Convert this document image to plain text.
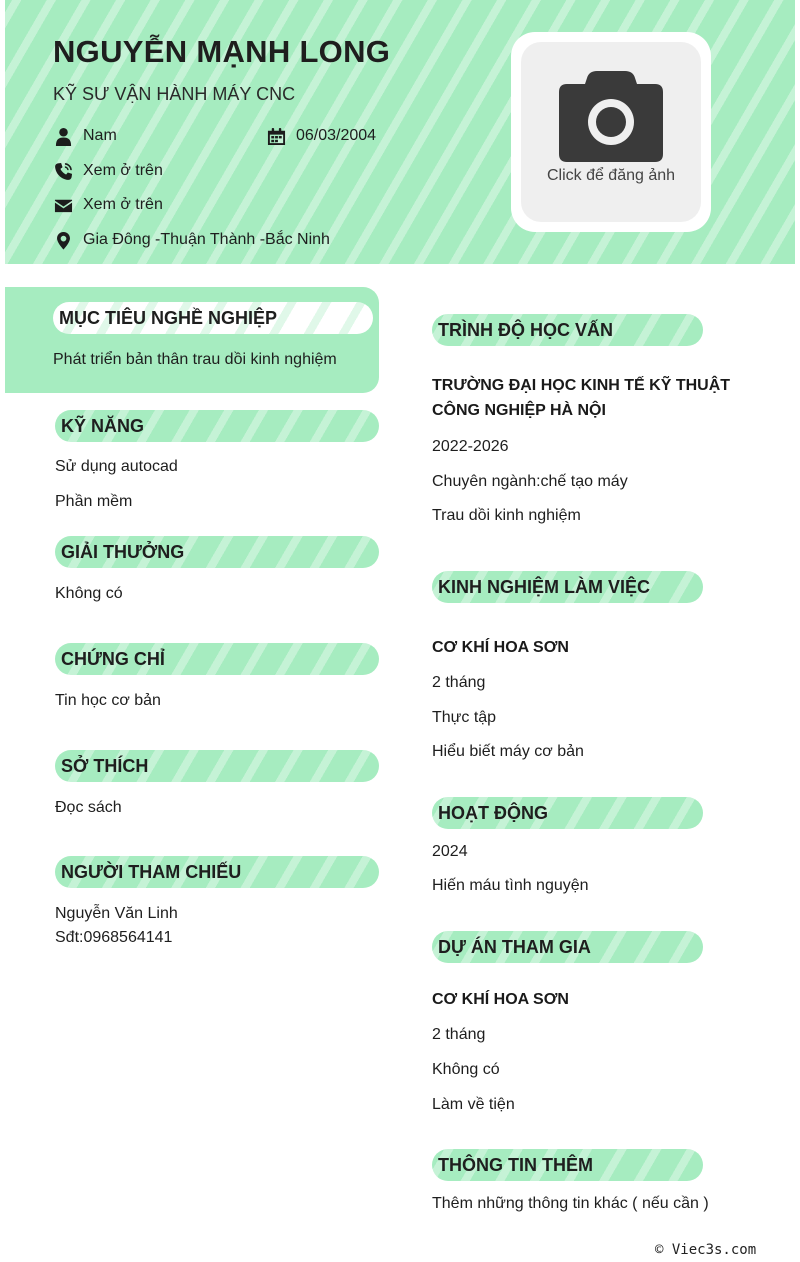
NGUYỄN MẠNH LONG
KỸ SƯ VẬN HÀNH MÁY CNC
Nam	06/03/2004
Xem ở trên
Xem ở trên
Gia Đông -Thuận Thành -Bắc Ninh
Click để đăng ảnh
MỤC TIÊU NGHỀ NGHIỆP
Phát triển bản thân trau dồi kinh nghiệm
KỸ NĂNG
Sử dụng autocad
Phần mềm
GIẢI THƯỞNG
Không có
CHỨNG CHỈ
Tin học cơ bản
SỞ THÍCH
Đọc sách
NGƯỜI THAM CHIẾU
Nguyễn Văn Linh
Sđt:0968564141
TRÌNH ĐỘ HỌC VẤN
TRƯỜNG ĐẠI HỌC KINH TẾ KỸ THUẬT
CÔNG NGHIỆP HÀ NỘI
2022-2026
Chuyên ngành:chế tạo máy
Trau dồi kinh nghiệm
KINH NGHIỆM LÀM VIỆC
CƠ KHÍ HOA SƠN
2 tháng
Thực tập
Hiểu biết máy cơ bản
HOẠT ĐỘNG
2024
Hiến máu tình nguyện
DỰ ÁN THAM GIA
CƠ KHÍ HOA SƠN
2 tháng
Không có
Làm về tiện
THÔNG TIN THÊM
Thêm những thông tin khác ( nếu cần )
© Viec3s.com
——
→ **WHAT NEEDS TO BE DONE**
Please write out all of the material above without changing a word, and omit any pictures.

→ **WRITTEN ANSWER**
Convert this document image to plain text.
NGUYỄN MẠNH LONG
KỸ SƯ VẬN HÀNH MÁY CNC
Nam	06/03/2004
Xem ở trên
Xem ở trên
Gia Đông -Thuận Thành -Bắc Ninh
Click để đăng ảnh
MỤC TIÊU NGHỀ NGHIỆP
Phát triển bản thân trau dồi kinh nghiệm
KỸ NĂNG
Sử dụng autocad
Phần mềm
GIẢI THƯỞNG
Không có
CHỨNG CHỈ
Tin học cơ bản
SỞ THÍCH
Đọc sách
NGƯỜI THAM CHIẾU
Nguyễn Văn Linh
Sđt:0968564141
TRÌNH ĐỘ HỌC VẤN
TRƯỜNG ĐẠI HỌC KINH TẾ KỸ THUẬT
CÔNG NGHIỆP HÀ NỘI
2022-2026
Chuyên ngành:chế tạo máy
Trau dồi kinh nghiệm
KINH NGHIỆM LÀM VIỆC
CƠ KHÍ HOA SƠN
2 tháng
Thực tập
Hiểu biết máy cơ bản
HOẠT ĐỘNG
2024
Hiến máu tình nguyện
DỰ ÁN THAM GIA
CƠ KHÍ HOA SƠN
2 tháng
Không có
Làm về tiện
THÔNG TIN THÊM
Thêm những thông tin khác ( nếu cần )
© Viec3s.com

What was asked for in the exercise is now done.